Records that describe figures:
* Start *

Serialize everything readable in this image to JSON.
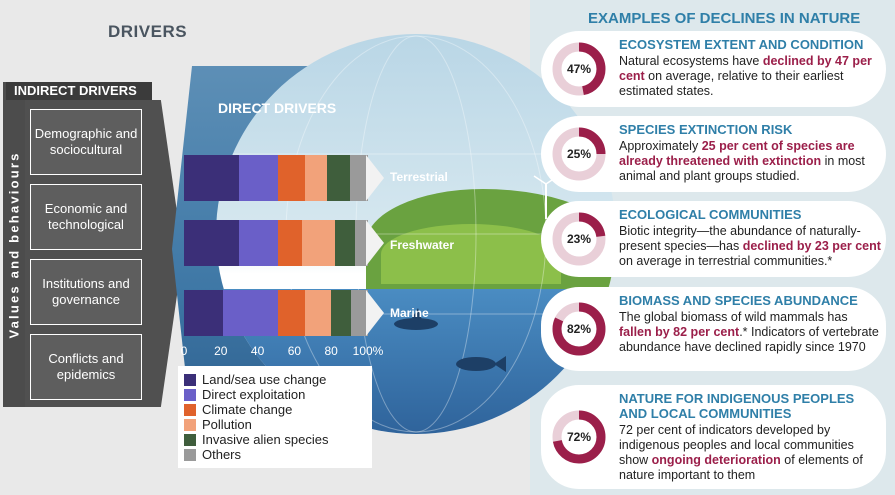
{
  "drivers_title": "DRIVERS",
  "values_behaviours": "Values and behaviours",
  "indirect": {
    "header": "INDIRECT DRIVERS",
    "items": [
      "Demographic and sociocultural",
      "Economic and technological",
      "Institutions and governance",
      "Conflicts and epidemics"
    ]
  },
  "direct": {
    "title": "DIRECT DRIVERS",
    "biomes": [
      "Terrestrial",
      "Freshwater",
      "Marine"
    ],
    "axis_ticks": [
      "0",
      "20",
      "40",
      "60",
      "80",
      "100%"
    ],
    "legend": [
      {
        "label": "Land/sea use change",
        "color": "#3b2f78"
      },
      {
        "label": "Direct exploitation",
        "color": "#6a5fc8"
      },
      {
        "label": "Climate change",
        "color": "#e0622b"
      },
      {
        "label": "Pollution",
        "color": "#f2a27a"
      },
      {
        "label": "Invasive alien species",
        "color": "#3f5e3c"
      },
      {
        "label": "Others",
        "color": "#9a9a9a"
      }
    ]
  },
  "chart_data": {
    "type": "bar",
    "orientation": "horizontal",
    "stacked": true,
    "categories": [
      "Terrestrial",
      "Freshwater",
      "Marine"
    ],
    "series": [
      {
        "name": "Land/sea use change",
        "values": [
          30,
          30,
          21
        ]
      },
      {
        "name": "Direct exploitation",
        "values": [
          21,
          21,
          30
        ]
      },
      {
        "name": "Climate change",
        "values": [
          15,
          13,
          15
        ]
      },
      {
        "name": "Pollution",
        "values": [
          12,
          18,
          14
        ]
      },
      {
        "name": "Invasive alien species",
        "values": [
          12,
          11,
          11
        ]
      },
      {
        "name": "Others",
        "values": [
          10,
          7,
          9
        ]
      }
    ],
    "xlim": [
      0,
      100
    ]
  },
  "examples_title": "EXAMPLES OF DECLINES IN NATURE",
  "examples": [
    {
      "percent": 47,
      "label": "47%",
      "title": "ECOSYSTEM EXTENT AND CONDITION",
      "body_pre": "Natural ecosystems have ",
      "body_hl": "declined by 47 per cent",
      "body_post": " on average, relative to their earliest estimated states."
    },
    {
      "percent": 25,
      "label": "25%",
      "title": "SPECIES EXTINCTION RISK",
      "body_pre": "Approximately ",
      "body_hl": "25 per cent of species are already threatened with extinction",
      "body_post": " in most animal and plant groups studied."
    },
    {
      "percent": 23,
      "label": "23%",
      "title": "ECOLOGICAL COMMUNITIES",
      "body_pre": "Biotic integrity—the abundance of naturally-present species—has ",
      "body_hl": "declined by 23 per cent",
      "body_post": " on average in terrestrial communities.*"
    },
    {
      "percent": 82,
      "label": "82%",
      "title": "BIOMASS AND SPECIES ABUNDANCE",
      "body_pre": "The global biomass of wild mammals has ",
      "body_hl": "fallen by 82 per cent",
      "body_post": ".* Indicators of vertebrate abundance have declined rapidly since 1970"
    },
    {
      "percent": 72,
      "label": "72%",
      "title": "NATURE FOR INDIGENOUS PEOPLES AND LOCAL COMMUNITIES",
      "body_pre": "72 per cent of indicators developed by indigenous peoples and local communities show ",
      "body_hl": "ongoing deterioration",
      "body_post": " of elements of nature important to them"
    }
  ],
  "colors": {
    "accent_title": "#2f7fa8",
    "donut_fill": "#9b1f4a",
    "donut_track": "#e9cfd8"
  }
}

* End *

Instructions to follow => Please repeat the entries exactly. Do not include the pictures.

Result below =>
Serialize everything readable in this image to JSON.
{
  "drivers_title": "DRIVERS",
  "values_behaviours": "Values and behaviours",
  "indirect": {
    "header": "INDIRECT DRIVERS",
    "items": [
      "Demographic and sociocultural",
      "Economic and technological",
      "Institutions and governance",
      "Conflicts and epidemics"
    ]
  },
  "direct": {
    "title": "DIRECT DRIVERS",
    "biomes": [
      "Terrestrial",
      "Freshwater",
      "Marine"
    ],
    "axis_ticks": [
      "0",
      "20",
      "40",
      "60",
      "80",
      "100%"
    ],
    "legend": [
      {
        "label": "Land/sea use change",
        "color": "#3b2f78"
      },
      {
        "label": "Direct exploitation",
        "color": "#6a5fc8"
      },
      {
        "label": "Climate change",
        "color": "#e0622b"
      },
      {
        "label": "Pollution",
        "color": "#f2a27a"
      },
      {
        "label": "Invasive alien species",
        "color": "#3f5e3c"
      },
      {
        "label": "Others",
        "color": "#9a9a9a"
      }
    ]
  },
  "chart_data": {
    "type": "bar",
    "orientation": "horizontal",
    "stacked": true,
    "categories": [
      "Terrestrial",
      "Freshwater",
      "Marine"
    ],
    "series": [
      {
        "name": "Land/sea use change",
        "values": [
          30,
          30,
          21
        ]
      },
      {
        "name": "Direct exploitation",
        "values": [
          21,
          21,
          30
        ]
      },
      {
        "name": "Climate change",
        "values": [
          15,
          13,
          15
        ]
      },
      {
        "name": "Pollution",
        "values": [
          12,
          18,
          14
        ]
      },
      {
        "name": "Invasive alien species",
        "values": [
          12,
          11,
          11
        ]
      },
      {
        "name": "Others",
        "values": [
          10,
          7,
          9
        ]
      }
    ],
    "xlim": [
      0,
      100
    ]
  },
  "examples_title": "EXAMPLES OF DECLINES IN NATURE",
  "examples": [
    {
      "percent": 47,
      "label": "47%",
      "title": "ECOSYSTEM EXTENT AND CONDITION",
      "body_pre": "Natural ecosystems have ",
      "body_hl": "declined by 47 per cent",
      "body_post": " on average, relative to their earliest estimated states."
    },
    {
      "percent": 25,
      "label": "25%",
      "title": "SPECIES EXTINCTION RISK",
      "body_pre": "Approximately ",
      "body_hl": "25 per cent of species are already threatened with extinction",
      "body_post": " in most animal and plant groups studied."
    },
    {
      "percent": 23,
      "label": "23%",
      "title": "ECOLOGICAL COMMUNITIES",
      "body_pre": "Biotic integrity—the abundance of naturally-present species—has ",
      "body_hl": "declined by 23 per cent",
      "body_post": " on average in terrestrial communities.*"
    },
    {
      "percent": 82,
      "label": "82%",
      "title": "BIOMASS AND SPECIES ABUNDANCE",
      "body_pre": "The global biomass of wild mammals has ",
      "body_hl": "fallen by 82 per cent",
      "body_post": ".* Indicators of vertebrate abundance have declined rapidly since 1970"
    },
    {
      "percent": 72,
      "label": "72%",
      "title": "NATURE FOR INDIGENOUS PEOPLES AND LOCAL COMMUNITIES",
      "body_pre": "72 per cent of indicators developed by indigenous peoples and local communities show ",
      "body_hl": "ongoing deterioration",
      "body_post": " of elements of nature important to them"
    }
  ],
  "colors": {
    "accent_title": "#2f7fa8",
    "donut_fill": "#9b1f4a",
    "donut_track": "#e9cfd8"
  }
}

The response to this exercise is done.